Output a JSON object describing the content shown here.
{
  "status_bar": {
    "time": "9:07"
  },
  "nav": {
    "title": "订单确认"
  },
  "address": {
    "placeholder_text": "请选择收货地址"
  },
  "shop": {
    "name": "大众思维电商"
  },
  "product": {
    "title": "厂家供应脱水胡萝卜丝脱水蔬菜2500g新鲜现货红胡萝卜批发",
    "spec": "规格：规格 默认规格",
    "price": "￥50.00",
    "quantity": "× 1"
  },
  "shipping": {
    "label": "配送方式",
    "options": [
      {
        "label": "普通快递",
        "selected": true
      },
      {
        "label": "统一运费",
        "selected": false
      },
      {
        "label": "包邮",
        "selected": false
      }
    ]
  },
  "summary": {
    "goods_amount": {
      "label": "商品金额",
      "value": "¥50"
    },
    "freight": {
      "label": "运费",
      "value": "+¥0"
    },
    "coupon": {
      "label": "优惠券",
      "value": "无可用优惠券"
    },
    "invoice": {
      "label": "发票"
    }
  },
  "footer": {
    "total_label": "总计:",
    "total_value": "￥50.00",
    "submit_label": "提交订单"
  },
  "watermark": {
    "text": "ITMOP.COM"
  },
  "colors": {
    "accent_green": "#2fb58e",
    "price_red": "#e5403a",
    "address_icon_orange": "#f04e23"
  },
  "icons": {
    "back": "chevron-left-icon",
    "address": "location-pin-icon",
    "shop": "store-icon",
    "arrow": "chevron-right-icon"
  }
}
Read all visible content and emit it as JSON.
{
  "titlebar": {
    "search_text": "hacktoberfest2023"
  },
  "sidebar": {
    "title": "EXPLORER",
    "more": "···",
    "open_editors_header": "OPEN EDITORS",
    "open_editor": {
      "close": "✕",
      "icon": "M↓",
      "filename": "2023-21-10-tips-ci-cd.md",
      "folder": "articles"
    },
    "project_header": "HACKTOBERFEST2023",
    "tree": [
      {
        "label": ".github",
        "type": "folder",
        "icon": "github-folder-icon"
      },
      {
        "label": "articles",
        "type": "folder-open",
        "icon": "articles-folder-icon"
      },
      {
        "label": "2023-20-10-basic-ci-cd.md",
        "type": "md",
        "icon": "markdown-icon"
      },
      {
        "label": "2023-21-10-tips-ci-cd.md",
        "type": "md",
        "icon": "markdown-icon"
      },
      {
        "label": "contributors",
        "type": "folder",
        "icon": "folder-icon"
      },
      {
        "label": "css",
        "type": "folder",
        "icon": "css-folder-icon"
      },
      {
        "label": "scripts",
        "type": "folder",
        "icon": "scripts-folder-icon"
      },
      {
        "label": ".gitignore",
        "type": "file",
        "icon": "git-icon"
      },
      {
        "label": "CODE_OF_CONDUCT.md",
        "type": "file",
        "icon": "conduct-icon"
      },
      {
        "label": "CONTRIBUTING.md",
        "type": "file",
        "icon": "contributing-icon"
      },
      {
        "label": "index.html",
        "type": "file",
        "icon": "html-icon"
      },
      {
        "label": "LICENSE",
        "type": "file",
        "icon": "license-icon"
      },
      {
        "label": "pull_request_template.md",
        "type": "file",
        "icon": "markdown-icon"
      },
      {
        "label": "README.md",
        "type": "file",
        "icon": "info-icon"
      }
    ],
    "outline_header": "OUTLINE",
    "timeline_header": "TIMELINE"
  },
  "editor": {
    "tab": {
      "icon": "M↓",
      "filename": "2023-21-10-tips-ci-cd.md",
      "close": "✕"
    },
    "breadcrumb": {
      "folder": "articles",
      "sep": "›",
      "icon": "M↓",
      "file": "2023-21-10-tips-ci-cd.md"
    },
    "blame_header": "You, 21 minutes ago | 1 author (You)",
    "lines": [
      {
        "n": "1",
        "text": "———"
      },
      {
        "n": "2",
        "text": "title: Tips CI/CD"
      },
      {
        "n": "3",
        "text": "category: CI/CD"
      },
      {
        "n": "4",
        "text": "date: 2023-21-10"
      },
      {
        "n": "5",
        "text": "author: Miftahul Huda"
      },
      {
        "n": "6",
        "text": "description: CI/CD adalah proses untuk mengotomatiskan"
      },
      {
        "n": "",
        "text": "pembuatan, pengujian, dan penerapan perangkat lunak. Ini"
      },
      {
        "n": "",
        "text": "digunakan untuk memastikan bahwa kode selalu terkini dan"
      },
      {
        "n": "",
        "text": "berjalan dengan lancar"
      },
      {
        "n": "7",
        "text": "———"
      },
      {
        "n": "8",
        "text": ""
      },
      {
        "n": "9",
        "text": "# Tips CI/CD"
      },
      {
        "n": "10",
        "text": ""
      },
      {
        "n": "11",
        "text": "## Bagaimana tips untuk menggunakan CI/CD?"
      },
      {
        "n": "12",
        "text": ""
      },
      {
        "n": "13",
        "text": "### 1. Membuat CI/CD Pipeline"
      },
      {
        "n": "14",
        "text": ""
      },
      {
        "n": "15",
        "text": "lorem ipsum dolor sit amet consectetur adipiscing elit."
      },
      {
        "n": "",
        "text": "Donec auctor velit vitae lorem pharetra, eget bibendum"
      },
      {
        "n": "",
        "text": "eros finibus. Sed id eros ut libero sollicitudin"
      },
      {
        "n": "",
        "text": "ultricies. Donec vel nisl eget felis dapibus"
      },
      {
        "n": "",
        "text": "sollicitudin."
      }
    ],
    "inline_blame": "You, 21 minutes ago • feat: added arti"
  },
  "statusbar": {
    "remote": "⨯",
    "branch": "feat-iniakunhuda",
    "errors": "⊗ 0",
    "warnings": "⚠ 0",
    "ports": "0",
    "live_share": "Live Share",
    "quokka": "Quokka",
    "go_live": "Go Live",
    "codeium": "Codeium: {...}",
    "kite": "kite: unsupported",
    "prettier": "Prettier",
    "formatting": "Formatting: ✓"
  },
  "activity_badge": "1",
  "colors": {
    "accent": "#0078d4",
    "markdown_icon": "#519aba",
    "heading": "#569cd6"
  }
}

--- What is needed ---
Write out every line of the material again, exactly as it reads.

--- The completed task ---
Output a JSON object describing the content shown here.
{
  "status_bar": {
    "time": "9:07"
  },
  "nav": {
    "title": "订单确认"
  },
  "address": {
    "placeholder_text": "请选择收货地址"
  },
  "shop": {
    "name": "大众思维电商"
  },
  "product": {
    "title": "厂家供应脱水胡萝卜丝脱水蔬菜2500g新鲜现货红胡萝卜批发",
    "spec": "规格：规格 默认规格",
    "price": "￥50.00",
    "quantity": "× 1"
  },
  "shipping": {
    "label": "配送方式",
    "options": [
      {
        "label": "普通快递",
        "selected": true
      },
      {
        "label": "统一运费",
        "selected": false
      },
      {
        "label": "包邮",
        "selected": false
      }
    ]
  },
  "summary": {
    "goods_amount": {
      "label": "商品金额",
      "value": "¥50"
    },
    "freight": {
      "label": "运费",
      "value": "+¥0"
    },
    "coupon": {
      "label": "优惠券",
      "value": "无可用优惠券"
    },
    "invoice": {
      "label": "发票"
    }
  },
  "footer": {
    "total_label": "总计:",
    "total_value": "￥50.00",
    "submit_label": "提交订单"
  },
  "watermark": {
    "text": "ITMOP.COM"
  },
  "colors": {
    "accent_green": "#2fb58e",
    "price_red": "#e5403a",
    "address_icon_orange": "#f04e23"
  },
  "icons": {
    "back": "chevron-left-icon",
    "address": "location-pin-icon",
    "shop": "store-icon",
    "arrow": "chevron-right-icon"
  }
}
Read all visible content and emit it as JSON.
{
  "titlebar": {
    "search_text": "hacktoberfest2023"
  },
  "sidebar": {
    "title": "EXPLORER",
    "more": "···",
    "open_editors_header": "OPEN EDITORS",
    "open_editor": {
      "close": "✕",
      "icon": "M↓",
      "filename": "2023-21-10-tips-ci-cd.md",
      "folder": "articles"
    },
    "project_header": "HACKTOBERFEST2023",
    "tree": [
      {
        "label": ".github",
        "type": "folder",
        "icon": "github-folder-icon"
      },
      {
        "label": "articles",
        "type": "folder-open",
        "icon": "articles-folder-icon"
      },
      {
        "label": "2023-20-10-basic-ci-cd.md",
        "type": "md",
        "icon": "markdown-icon"
      },
      {
        "label": "2023-21-10-tips-ci-cd.md",
        "type": "md",
        "icon": "markdown-icon"
      },
      {
        "label": "contributors",
        "type": "folder",
        "icon": "folder-icon"
      },
      {
        "label": "css",
        "type": "folder",
        "icon": "css-folder-icon"
      },
      {
        "label": "scripts",
        "type": "folder",
        "icon": "scripts-folder-icon"
      },
      {
        "label": ".gitignore",
        "type": "file",
        "icon": "git-icon"
      },
      {
        "label": "CODE_OF_CONDUCT.md",
        "type": "file",
        "icon": "conduct-icon"
      },
      {
        "label": "CONTRIBUTING.md",
        "type": "file",
        "icon": "contributing-icon"
      },
      {
        "label": "index.html",
        "type": "file",
        "icon": "html-icon"
      },
      {
        "label": "LICENSE",
        "type": "file",
        "icon": "license-icon"
      },
      {
        "label": "pull_request_template.md",
        "type": "file",
        "icon": "markdown-icon"
      },
      {
        "label": "README.md",
        "type": "file",
        "icon": "info-icon"
      }
    ],
    "outline_header": "OUTLINE",
    "timeline_header": "TIMELINE"
  },
  "editor": {
    "tab": {
      "icon": "M↓",
      "filename": "2023-21-10-tips-ci-cd.md",
      "close": "✕"
    },
    "breadcrumb": {
      "folder": "articles",
      "sep": "›",
      "icon": "M↓",
      "file": "2023-21-10-tips-ci-cd.md"
    },
    "blame_header": "You, 21 minutes ago | 1 author (You)",
    "lines": [
      {
        "n": "1",
        "text": "———"
      },
      {
        "n": "2",
        "text": "title: Tips CI/CD"
      },
      {
        "n": "3",
        "text": "category: CI/CD"
      },
      {
        "n": "4",
        "text": "date: 2023-21-10"
      },
      {
        "n": "5",
        "text": "author: Miftahul Huda"
      },
      {
        "n": "6",
        "text": "description: CI/CD adalah proses untuk mengotomatiskan"
      },
      {
        "n": "",
        "text": "pembuatan, pengujian, dan penerapan perangkat lunak. Ini"
      },
      {
        "n": "",
        "text": "digunakan untuk memastikan bahwa kode selalu terkini dan"
      },
      {
        "n": "",
        "text": "berjalan dengan lancar"
      },
      {
        "n": "7",
        "text": "———"
      },
      {
        "n": "8",
        "text": ""
      },
      {
        "n": "9",
        "text": "# Tips CI/CD"
      },
      {
        "n": "10",
        "text": ""
      },
      {
        "n": "11",
        "text": "## Bagaimana tips untuk menggunakan CI/CD?"
      },
      {
        "n": "12",
        "text": ""
      },
      {
        "n": "13",
        "text": "### 1. Membuat CI/CD Pipeline"
      },
      {
        "n": "14",
        "text": ""
      },
      {
        "n": "15",
        "text": "lorem ipsum dolor sit amet consectetur adipiscing elit."
      },
      {
        "n": "",
        "text": "Donec auctor velit vitae lorem pharetra, eget bibendum"
      },
      {
        "n": "",
        "text": "eros finibus. Sed id eros ut libero sollicitudin"
      },
      {
        "n": "",
        "text": "ultricies. Donec vel nisl eget felis dapibus"
      },
      {
        "n": "",
        "text": "sollicitudin."
      }
    ],
    "inline_blame": "You, 21 minutes ago • feat: added arti"
  },
  "statusbar": {
    "remote": "⨯",
    "branch": "feat-iniakunhuda",
    "errors": "⊗ 0",
    "warnings": "⚠ 0",
    "ports": "0",
    "live_share": "Live Share",
    "quokka": "Quokka",
    "go_live": "Go Live",
    "codeium": "Codeium: {...}",
    "kite": "kite: unsupported",
    "prettier": "Prettier",
    "formatting": "Formatting: ✓"
  },
  "activity_badge": "1",
  "colors": {
    "accent": "#0078d4",
    "markdown_icon": "#519aba",
    "heading": "#569cd6"
  }
}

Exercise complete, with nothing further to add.